┌──

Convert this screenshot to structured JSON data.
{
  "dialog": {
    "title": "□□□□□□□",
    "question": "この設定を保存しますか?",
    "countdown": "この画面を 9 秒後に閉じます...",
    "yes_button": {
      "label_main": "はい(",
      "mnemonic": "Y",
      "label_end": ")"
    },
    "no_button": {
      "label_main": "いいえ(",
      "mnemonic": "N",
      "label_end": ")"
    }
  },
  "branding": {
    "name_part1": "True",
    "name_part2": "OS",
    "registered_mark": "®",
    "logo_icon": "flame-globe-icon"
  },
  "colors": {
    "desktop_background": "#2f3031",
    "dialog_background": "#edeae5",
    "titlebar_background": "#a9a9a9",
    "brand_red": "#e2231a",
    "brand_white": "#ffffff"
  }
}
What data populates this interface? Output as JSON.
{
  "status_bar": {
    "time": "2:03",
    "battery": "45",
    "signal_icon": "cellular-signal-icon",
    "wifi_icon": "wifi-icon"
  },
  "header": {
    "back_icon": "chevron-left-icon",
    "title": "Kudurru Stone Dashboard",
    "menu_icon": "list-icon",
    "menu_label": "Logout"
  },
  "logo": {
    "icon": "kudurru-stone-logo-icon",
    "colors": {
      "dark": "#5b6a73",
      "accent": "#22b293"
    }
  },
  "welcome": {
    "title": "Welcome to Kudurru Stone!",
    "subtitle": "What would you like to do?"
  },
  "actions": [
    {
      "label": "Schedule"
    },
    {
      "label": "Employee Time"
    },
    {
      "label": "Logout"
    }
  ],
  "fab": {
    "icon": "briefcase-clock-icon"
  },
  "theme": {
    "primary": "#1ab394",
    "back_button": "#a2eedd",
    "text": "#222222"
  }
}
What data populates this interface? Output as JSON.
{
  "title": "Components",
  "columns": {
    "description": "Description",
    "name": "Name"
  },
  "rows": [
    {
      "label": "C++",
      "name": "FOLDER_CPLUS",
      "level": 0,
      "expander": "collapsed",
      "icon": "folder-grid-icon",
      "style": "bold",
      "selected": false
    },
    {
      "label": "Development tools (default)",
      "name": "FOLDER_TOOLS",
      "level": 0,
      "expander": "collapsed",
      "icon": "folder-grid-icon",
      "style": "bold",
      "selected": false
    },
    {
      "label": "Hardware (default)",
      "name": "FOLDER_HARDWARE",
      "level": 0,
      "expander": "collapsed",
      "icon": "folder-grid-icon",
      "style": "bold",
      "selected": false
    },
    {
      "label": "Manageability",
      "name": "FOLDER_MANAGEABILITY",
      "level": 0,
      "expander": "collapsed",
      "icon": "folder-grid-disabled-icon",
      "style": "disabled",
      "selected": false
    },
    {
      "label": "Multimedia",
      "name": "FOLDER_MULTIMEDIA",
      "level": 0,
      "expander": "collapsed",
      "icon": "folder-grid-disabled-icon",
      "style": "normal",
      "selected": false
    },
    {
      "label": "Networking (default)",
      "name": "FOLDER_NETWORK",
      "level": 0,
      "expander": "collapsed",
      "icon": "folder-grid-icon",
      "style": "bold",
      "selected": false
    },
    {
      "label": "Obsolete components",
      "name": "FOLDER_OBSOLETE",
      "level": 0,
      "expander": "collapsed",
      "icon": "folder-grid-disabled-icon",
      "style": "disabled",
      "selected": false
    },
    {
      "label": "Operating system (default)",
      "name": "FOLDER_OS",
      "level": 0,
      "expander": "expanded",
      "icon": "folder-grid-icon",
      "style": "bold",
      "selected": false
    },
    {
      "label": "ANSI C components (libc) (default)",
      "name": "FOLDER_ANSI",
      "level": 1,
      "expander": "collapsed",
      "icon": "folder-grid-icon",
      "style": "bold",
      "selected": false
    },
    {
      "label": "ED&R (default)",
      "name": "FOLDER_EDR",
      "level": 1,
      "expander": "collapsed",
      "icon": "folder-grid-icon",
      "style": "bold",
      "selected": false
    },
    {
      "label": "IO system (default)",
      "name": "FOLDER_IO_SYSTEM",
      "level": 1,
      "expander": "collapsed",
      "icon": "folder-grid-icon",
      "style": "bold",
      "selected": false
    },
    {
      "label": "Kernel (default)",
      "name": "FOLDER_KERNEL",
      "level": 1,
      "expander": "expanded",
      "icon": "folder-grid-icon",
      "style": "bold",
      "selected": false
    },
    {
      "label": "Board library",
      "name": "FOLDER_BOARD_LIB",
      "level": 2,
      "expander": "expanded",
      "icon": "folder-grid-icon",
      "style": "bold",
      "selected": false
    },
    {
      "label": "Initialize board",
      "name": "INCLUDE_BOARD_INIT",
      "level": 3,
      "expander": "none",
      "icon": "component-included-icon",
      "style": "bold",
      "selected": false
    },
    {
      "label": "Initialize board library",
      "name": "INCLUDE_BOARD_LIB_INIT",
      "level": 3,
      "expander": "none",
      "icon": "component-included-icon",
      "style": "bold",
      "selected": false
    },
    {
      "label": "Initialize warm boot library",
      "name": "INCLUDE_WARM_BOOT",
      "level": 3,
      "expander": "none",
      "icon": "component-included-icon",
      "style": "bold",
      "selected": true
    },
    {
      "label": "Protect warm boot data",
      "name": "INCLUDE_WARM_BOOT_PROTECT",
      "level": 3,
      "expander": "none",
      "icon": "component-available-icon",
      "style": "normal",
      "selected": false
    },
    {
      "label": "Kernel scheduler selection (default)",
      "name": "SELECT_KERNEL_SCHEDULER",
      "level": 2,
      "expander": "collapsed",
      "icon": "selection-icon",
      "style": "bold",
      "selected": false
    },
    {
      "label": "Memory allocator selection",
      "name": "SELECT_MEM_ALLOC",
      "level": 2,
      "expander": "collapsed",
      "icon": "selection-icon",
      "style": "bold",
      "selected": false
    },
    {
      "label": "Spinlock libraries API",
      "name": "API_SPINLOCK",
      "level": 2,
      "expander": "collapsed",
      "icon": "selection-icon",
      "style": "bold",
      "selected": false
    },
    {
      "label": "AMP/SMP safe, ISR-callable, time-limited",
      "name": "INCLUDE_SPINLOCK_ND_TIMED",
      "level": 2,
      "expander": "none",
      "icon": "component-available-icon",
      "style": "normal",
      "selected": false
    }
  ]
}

└──

__Exercise requirements__. Copy every line of the data that holds the string "library".

__Result of this task__.
      "label": "Board library",
      "label": "Initialize board library",
      "label": "Initialize warm boot library",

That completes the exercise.